## Task
From the entries below, count the lines with "document". Write only the count.

Stored records:
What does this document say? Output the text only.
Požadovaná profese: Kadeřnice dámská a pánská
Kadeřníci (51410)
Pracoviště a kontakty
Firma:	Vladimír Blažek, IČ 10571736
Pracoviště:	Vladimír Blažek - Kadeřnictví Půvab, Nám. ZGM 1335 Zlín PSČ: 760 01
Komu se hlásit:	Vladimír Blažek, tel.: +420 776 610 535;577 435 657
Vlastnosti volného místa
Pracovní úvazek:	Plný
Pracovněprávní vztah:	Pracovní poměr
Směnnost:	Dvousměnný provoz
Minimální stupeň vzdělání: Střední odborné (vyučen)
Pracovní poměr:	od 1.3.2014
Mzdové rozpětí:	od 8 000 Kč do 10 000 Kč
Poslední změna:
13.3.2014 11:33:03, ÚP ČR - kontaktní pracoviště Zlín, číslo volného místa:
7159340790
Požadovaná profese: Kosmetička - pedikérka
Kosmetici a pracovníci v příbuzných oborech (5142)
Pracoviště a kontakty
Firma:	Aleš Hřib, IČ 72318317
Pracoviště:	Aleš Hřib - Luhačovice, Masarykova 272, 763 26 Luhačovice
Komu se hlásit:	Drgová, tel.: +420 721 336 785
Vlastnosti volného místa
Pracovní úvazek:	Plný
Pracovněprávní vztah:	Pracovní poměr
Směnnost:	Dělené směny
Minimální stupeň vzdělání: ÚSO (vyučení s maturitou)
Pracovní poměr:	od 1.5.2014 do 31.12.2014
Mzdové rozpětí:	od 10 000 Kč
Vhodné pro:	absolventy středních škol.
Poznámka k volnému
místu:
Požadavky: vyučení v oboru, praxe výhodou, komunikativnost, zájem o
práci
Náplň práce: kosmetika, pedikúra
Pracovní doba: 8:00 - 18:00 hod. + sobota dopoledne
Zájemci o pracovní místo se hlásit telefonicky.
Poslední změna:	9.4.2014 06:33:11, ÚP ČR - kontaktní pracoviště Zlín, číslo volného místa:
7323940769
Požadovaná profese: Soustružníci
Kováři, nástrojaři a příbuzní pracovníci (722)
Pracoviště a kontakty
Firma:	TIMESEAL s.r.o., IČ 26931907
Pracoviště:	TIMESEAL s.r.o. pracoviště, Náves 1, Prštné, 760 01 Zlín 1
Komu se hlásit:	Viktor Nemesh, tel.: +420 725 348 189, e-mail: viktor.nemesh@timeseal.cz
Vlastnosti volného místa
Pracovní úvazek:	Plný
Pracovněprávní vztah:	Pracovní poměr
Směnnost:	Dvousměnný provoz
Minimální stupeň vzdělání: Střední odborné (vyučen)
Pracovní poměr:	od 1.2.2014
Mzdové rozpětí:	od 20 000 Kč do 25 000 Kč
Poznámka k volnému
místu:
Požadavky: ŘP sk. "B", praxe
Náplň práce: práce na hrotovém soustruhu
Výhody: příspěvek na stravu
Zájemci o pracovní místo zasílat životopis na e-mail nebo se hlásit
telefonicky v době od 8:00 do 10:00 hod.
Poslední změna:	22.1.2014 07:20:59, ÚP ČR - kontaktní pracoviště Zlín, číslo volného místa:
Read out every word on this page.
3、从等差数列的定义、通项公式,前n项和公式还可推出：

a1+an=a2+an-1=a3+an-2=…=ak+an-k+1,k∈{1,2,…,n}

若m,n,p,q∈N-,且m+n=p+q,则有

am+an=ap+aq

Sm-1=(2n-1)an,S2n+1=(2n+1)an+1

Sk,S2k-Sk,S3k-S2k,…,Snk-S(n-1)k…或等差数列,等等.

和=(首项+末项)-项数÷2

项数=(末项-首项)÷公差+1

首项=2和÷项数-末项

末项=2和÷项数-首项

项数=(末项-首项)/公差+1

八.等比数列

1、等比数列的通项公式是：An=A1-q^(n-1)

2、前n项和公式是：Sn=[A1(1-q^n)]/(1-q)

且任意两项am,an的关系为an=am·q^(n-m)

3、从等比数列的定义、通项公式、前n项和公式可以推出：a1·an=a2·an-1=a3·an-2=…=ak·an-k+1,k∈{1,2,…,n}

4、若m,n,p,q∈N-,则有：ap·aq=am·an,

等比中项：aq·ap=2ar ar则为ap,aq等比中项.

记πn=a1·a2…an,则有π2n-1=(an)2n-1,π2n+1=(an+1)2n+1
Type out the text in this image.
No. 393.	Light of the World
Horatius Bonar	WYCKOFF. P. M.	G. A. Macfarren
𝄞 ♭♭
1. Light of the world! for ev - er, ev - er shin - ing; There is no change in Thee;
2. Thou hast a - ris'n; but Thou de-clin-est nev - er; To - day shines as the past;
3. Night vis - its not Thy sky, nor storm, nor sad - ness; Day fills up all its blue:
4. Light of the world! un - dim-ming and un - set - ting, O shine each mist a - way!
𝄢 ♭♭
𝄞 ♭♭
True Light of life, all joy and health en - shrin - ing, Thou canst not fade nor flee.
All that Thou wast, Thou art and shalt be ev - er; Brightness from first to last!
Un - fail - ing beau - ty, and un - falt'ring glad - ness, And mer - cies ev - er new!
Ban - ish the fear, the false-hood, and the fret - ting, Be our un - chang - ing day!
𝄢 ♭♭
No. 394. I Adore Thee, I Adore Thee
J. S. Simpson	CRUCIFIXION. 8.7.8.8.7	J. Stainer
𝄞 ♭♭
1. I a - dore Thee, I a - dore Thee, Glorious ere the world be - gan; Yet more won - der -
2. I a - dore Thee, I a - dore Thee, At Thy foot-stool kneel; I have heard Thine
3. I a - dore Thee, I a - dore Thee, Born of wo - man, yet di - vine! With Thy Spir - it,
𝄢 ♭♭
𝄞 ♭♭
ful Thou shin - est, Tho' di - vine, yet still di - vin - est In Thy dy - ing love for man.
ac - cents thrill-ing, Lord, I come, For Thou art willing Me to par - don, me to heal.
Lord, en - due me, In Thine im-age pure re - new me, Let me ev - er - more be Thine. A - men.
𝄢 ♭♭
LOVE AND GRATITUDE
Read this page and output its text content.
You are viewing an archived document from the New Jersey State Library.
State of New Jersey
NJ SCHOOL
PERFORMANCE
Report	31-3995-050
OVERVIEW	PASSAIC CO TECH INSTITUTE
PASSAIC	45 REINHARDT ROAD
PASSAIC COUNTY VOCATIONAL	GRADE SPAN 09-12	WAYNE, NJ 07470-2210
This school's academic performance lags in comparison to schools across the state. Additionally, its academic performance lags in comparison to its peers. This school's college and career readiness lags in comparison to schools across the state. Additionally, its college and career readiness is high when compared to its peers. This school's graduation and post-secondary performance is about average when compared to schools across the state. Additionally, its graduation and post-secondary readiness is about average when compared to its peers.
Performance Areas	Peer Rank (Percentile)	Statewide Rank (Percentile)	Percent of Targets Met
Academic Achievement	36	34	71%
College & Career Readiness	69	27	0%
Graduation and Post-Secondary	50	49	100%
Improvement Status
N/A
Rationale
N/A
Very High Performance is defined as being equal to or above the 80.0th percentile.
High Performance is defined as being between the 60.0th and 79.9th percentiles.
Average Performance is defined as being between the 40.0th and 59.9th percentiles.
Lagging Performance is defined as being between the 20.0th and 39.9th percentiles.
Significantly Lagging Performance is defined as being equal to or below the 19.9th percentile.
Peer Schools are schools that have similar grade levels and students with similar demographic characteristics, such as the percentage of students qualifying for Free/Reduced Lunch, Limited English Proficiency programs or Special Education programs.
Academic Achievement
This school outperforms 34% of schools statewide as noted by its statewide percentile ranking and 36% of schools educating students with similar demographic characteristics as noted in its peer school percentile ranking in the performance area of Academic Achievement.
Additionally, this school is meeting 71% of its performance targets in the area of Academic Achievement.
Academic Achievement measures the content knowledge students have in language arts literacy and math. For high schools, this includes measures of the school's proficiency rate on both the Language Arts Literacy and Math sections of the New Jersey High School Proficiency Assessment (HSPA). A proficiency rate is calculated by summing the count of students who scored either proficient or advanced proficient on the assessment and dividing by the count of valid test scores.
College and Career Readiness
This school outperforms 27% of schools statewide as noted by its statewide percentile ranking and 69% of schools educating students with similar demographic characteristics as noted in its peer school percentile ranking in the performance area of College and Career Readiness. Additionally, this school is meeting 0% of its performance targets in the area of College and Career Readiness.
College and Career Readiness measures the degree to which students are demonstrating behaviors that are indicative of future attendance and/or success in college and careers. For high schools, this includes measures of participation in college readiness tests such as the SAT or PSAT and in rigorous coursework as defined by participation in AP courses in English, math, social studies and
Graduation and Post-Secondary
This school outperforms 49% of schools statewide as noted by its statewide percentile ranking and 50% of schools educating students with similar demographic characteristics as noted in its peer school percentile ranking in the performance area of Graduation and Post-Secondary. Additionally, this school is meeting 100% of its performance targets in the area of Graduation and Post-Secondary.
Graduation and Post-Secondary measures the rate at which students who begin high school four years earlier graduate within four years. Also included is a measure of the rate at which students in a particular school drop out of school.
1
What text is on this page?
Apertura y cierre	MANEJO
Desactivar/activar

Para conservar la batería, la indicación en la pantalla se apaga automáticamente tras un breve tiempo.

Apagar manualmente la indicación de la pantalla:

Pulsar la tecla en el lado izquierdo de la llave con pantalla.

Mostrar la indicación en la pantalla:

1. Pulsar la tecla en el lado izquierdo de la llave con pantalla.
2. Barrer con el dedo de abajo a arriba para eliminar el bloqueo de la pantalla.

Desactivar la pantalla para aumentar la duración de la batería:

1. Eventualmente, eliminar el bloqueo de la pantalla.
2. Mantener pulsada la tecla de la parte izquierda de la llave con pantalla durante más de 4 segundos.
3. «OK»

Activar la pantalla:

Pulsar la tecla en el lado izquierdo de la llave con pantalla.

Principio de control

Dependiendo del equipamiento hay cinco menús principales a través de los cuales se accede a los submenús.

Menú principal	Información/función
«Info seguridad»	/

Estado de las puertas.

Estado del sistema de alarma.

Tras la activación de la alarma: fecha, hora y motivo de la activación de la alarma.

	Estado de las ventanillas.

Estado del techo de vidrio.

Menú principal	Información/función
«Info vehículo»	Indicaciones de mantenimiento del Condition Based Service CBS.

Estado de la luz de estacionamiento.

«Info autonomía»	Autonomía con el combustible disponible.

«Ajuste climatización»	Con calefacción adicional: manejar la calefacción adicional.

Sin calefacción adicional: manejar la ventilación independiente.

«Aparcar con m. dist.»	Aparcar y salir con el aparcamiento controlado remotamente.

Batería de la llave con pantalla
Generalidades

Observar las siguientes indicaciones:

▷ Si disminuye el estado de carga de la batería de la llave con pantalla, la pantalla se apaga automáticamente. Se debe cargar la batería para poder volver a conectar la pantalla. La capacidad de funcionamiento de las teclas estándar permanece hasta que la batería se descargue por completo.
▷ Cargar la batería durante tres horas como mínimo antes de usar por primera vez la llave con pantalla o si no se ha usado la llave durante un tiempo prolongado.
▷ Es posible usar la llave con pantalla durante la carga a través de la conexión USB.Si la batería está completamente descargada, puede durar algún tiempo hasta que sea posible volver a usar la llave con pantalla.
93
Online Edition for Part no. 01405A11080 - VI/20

## Solution to the problem
2